— start of RECORDED INFORMATION —

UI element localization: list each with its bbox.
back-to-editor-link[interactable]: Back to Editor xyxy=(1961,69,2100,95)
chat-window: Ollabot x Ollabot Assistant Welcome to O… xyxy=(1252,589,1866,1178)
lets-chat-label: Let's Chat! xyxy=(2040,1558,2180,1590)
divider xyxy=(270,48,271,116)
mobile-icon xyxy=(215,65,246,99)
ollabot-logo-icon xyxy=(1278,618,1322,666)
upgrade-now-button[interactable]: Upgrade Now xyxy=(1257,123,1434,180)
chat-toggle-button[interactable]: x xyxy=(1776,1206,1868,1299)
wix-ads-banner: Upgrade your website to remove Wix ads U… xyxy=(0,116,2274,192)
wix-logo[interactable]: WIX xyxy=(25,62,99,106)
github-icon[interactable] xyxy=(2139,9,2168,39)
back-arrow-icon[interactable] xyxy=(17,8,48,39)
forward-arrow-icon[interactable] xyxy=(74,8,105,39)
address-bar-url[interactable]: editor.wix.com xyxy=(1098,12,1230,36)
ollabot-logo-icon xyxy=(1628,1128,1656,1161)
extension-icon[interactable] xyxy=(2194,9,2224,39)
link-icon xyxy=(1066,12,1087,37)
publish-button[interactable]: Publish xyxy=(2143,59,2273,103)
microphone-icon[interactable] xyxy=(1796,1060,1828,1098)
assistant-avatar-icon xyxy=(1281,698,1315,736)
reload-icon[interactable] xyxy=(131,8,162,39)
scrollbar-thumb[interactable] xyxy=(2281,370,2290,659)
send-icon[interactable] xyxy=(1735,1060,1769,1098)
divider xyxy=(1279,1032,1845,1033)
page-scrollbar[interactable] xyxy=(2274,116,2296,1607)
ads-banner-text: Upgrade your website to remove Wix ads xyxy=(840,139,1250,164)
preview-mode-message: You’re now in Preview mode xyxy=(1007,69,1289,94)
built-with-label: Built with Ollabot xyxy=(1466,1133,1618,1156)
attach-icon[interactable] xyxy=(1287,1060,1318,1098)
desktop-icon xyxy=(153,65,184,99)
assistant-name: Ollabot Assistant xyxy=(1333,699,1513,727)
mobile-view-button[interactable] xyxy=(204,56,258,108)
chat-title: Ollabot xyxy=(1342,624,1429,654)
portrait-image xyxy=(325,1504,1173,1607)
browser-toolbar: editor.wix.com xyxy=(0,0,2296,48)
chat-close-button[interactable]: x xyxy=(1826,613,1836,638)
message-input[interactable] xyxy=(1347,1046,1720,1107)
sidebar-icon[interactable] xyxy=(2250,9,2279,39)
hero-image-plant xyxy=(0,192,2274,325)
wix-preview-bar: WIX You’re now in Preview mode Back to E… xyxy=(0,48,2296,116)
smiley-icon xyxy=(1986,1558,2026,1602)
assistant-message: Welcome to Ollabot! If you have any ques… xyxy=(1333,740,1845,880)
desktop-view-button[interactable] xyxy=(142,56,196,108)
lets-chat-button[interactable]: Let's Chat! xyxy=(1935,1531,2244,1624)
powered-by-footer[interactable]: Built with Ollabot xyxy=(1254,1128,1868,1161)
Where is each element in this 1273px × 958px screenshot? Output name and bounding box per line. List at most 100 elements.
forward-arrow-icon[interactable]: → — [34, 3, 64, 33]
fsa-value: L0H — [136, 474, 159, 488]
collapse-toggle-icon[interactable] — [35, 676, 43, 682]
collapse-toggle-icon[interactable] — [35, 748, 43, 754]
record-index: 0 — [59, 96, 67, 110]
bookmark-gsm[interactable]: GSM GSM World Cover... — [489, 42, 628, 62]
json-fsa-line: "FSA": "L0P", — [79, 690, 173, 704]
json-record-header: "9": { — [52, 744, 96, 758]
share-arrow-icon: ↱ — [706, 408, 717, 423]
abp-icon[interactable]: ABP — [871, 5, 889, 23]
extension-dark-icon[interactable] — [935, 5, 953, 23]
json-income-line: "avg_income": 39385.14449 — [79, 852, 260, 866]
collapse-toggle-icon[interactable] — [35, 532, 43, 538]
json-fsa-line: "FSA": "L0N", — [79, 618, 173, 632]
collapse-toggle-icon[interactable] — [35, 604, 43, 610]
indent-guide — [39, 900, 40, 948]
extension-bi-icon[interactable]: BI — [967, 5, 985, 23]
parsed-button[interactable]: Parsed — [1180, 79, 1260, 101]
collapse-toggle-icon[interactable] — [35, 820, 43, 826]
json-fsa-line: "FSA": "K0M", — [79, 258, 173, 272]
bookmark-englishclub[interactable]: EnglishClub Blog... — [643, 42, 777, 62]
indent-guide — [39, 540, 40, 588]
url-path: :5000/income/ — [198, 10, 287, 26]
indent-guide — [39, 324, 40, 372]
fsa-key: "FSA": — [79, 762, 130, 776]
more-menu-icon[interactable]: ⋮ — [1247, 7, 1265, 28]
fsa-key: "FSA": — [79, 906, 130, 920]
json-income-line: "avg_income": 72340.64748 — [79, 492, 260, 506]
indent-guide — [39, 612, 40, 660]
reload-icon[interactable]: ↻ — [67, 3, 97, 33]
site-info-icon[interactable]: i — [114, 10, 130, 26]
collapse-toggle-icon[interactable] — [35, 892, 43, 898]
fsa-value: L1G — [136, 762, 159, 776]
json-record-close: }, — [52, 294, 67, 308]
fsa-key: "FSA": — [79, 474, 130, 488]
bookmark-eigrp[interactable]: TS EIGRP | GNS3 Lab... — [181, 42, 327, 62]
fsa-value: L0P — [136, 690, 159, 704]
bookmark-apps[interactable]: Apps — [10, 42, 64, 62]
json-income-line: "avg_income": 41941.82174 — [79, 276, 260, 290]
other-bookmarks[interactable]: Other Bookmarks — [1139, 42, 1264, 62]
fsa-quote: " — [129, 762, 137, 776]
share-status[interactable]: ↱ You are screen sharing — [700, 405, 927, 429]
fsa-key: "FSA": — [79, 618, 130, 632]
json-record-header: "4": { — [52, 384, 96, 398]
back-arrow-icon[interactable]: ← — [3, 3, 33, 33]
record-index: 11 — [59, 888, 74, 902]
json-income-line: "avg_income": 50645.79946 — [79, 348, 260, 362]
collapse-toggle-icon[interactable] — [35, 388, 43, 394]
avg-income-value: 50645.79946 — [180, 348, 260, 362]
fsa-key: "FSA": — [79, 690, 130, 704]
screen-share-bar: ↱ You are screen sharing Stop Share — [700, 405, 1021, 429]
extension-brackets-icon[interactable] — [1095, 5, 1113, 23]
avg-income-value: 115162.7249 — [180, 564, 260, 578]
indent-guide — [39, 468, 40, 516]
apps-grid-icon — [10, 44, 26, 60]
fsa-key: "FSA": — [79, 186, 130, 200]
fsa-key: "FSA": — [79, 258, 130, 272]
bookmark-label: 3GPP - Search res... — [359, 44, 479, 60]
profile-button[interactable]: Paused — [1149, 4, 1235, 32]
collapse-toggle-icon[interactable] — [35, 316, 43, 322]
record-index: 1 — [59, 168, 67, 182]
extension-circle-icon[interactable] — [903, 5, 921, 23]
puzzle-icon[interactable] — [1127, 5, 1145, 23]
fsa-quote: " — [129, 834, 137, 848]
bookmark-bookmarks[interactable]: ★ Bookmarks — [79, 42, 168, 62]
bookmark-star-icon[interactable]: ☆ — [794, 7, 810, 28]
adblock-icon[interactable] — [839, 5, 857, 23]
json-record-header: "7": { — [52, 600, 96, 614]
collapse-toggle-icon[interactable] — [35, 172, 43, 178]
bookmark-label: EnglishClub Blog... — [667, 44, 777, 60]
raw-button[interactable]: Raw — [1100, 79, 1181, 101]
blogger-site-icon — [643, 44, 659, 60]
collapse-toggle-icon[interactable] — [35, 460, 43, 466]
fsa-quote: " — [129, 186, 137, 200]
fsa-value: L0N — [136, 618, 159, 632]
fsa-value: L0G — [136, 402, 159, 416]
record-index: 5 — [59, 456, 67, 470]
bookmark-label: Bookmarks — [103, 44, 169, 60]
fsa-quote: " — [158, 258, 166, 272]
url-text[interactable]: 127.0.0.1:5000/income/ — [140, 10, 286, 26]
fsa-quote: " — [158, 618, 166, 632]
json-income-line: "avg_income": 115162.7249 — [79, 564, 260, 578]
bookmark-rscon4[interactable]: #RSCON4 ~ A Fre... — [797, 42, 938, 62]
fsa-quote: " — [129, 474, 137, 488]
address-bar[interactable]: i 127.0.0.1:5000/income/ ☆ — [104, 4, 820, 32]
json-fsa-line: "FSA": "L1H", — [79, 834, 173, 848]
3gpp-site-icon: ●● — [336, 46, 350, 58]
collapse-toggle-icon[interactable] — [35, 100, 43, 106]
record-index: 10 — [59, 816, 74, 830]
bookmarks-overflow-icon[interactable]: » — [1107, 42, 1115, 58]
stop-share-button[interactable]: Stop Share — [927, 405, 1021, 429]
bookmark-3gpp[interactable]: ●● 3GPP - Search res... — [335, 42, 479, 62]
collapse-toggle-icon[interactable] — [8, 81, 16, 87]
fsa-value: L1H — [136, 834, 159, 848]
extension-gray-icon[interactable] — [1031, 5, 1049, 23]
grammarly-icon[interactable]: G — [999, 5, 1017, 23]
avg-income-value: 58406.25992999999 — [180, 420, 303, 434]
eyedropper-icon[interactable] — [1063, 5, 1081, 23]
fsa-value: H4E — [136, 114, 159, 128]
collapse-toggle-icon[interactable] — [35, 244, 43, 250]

— end of RECORDED INFORMATION —

▸ PROBLEM
Can you update the items from the start through the line containing "desktop-icon xyxy=(153,65,184,99)" by replacing "microphone-icon" with "mic-icon" and leaving everything else unchanged?

▸ CORRECT ANSWER
UI element localization: list each with its bbox.
back-to-editor-link[interactable]: Back to Editor xyxy=(1961,69,2100,95)
chat-window: Ollabot x Ollabot Assistant Welcome to O… xyxy=(1252,589,1866,1178)
lets-chat-label: Let's Chat! xyxy=(2040,1558,2180,1590)
divider xyxy=(270,48,271,116)
mobile-icon xyxy=(215,65,246,99)
ollabot-logo-icon xyxy=(1278,618,1322,666)
upgrade-now-button[interactable]: Upgrade Now xyxy=(1257,123,1434,180)
chat-toggle-button[interactable]: x xyxy=(1776,1206,1868,1299)
wix-ads-banner: Upgrade your website to remove Wix ads U… xyxy=(0,116,2274,192)
wix-logo[interactable]: WIX xyxy=(25,62,99,106)
github-icon[interactable] xyxy=(2139,9,2168,39)
back-arrow-icon[interactable] xyxy=(17,8,48,39)
forward-arrow-icon[interactable] xyxy=(74,8,105,39)
address-bar-url[interactable]: editor.wix.com xyxy=(1098,12,1230,36)
ollabot-logo-icon xyxy=(1628,1128,1656,1161)
extension-icon[interactable] xyxy=(2194,9,2224,39)
link-icon xyxy=(1066,12,1087,37)
publish-button[interactable]: Publish xyxy=(2143,59,2273,103)
mic-icon[interactable] xyxy=(1796,1060,1828,1098)
assistant-avatar-icon xyxy=(1281,698,1315,736)
reload-icon[interactable] xyxy=(131,8,162,39)
scrollbar-thumb[interactable] xyxy=(2281,370,2290,659)
send-icon[interactable] xyxy=(1735,1060,1769,1098)
divider xyxy=(1279,1032,1845,1033)
page-scrollbar[interactable] xyxy=(2274,116,2296,1607)
ads-banner-text: Upgrade your website to remove Wix ads xyxy=(840,139,1250,164)
preview-mode-message: You’re now in Preview mode xyxy=(1007,69,1289,94)
built-with-label: Built with Ollabot xyxy=(1466,1133,1618,1156)
attach-icon[interactable] xyxy=(1287,1060,1318,1098)
desktop-icon xyxy=(153,65,184,99)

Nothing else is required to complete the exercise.